◆ **Excerpted data**:
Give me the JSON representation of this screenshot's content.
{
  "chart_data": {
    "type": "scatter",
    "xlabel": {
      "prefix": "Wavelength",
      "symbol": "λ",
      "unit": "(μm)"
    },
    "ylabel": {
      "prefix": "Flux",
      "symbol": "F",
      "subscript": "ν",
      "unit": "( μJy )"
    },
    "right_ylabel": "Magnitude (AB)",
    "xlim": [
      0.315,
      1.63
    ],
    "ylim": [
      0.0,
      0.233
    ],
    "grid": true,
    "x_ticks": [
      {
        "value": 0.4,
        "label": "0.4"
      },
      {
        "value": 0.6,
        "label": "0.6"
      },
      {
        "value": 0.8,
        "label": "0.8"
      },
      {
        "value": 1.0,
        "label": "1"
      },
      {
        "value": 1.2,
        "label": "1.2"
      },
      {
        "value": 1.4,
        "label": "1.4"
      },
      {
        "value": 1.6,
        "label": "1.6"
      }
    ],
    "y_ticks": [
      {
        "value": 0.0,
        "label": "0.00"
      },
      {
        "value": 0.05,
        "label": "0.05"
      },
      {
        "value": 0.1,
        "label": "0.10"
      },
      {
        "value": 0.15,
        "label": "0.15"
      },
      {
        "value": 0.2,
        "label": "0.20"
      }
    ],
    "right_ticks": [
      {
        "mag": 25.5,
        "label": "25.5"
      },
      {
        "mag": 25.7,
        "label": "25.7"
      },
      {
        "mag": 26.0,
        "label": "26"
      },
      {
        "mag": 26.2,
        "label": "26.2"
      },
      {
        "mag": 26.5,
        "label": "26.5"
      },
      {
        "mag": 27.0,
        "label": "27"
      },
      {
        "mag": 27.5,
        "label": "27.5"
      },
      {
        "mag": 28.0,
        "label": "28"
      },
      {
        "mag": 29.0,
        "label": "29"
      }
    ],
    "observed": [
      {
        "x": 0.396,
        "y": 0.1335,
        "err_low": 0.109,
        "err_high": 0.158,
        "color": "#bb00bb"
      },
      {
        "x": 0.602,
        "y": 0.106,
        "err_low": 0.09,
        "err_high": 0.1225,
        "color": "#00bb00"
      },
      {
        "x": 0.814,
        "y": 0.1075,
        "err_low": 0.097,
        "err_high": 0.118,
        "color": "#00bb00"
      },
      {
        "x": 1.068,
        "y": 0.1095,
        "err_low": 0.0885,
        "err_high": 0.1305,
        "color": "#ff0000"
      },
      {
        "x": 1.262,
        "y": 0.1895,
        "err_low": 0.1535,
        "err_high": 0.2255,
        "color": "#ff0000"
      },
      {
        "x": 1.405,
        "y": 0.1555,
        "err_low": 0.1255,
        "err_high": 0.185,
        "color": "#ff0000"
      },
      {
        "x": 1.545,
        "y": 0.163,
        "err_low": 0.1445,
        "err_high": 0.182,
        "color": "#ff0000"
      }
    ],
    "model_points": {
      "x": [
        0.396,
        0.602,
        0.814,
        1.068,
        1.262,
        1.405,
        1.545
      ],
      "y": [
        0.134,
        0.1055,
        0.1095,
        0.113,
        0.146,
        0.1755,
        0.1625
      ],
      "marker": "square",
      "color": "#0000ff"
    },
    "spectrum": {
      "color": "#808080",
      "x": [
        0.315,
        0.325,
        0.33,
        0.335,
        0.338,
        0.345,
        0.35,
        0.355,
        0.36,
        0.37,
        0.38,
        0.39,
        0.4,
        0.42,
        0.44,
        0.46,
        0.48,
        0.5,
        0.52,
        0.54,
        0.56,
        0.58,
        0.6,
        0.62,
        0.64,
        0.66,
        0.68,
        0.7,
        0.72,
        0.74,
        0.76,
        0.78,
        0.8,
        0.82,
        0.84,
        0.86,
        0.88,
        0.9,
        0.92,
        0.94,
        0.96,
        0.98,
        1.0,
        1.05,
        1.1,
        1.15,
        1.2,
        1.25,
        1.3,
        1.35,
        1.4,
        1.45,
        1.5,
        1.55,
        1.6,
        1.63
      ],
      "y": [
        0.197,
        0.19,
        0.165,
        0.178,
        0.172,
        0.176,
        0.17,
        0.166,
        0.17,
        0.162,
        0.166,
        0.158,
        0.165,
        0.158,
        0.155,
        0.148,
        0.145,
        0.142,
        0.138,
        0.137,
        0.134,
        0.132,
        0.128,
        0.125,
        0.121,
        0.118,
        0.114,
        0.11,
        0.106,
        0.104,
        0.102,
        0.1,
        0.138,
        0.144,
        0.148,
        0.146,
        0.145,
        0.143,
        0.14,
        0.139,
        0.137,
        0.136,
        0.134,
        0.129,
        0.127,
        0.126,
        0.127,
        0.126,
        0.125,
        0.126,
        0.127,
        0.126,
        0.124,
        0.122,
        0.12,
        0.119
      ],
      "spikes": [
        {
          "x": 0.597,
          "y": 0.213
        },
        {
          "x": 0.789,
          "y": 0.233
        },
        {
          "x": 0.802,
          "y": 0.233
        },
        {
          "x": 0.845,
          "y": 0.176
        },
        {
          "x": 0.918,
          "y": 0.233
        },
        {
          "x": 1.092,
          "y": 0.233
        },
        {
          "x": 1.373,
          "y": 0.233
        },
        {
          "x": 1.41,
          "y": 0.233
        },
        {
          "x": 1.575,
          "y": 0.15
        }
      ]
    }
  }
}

◆ **Exercise objective**: From the data above, copy each line where the string "value" appears.

◆ **The answer**:
        "value": 0.4,
        "value": 0.6,
        "value": 0.8,
        "value": 1.0,
        "value": 1.2,
        "value": 1.4,
        "value": 1.6,
        "value": 0.0,
        "value": 0.05,
        "value": 0.1,
        "value": 0.15,
        "value": 0.2,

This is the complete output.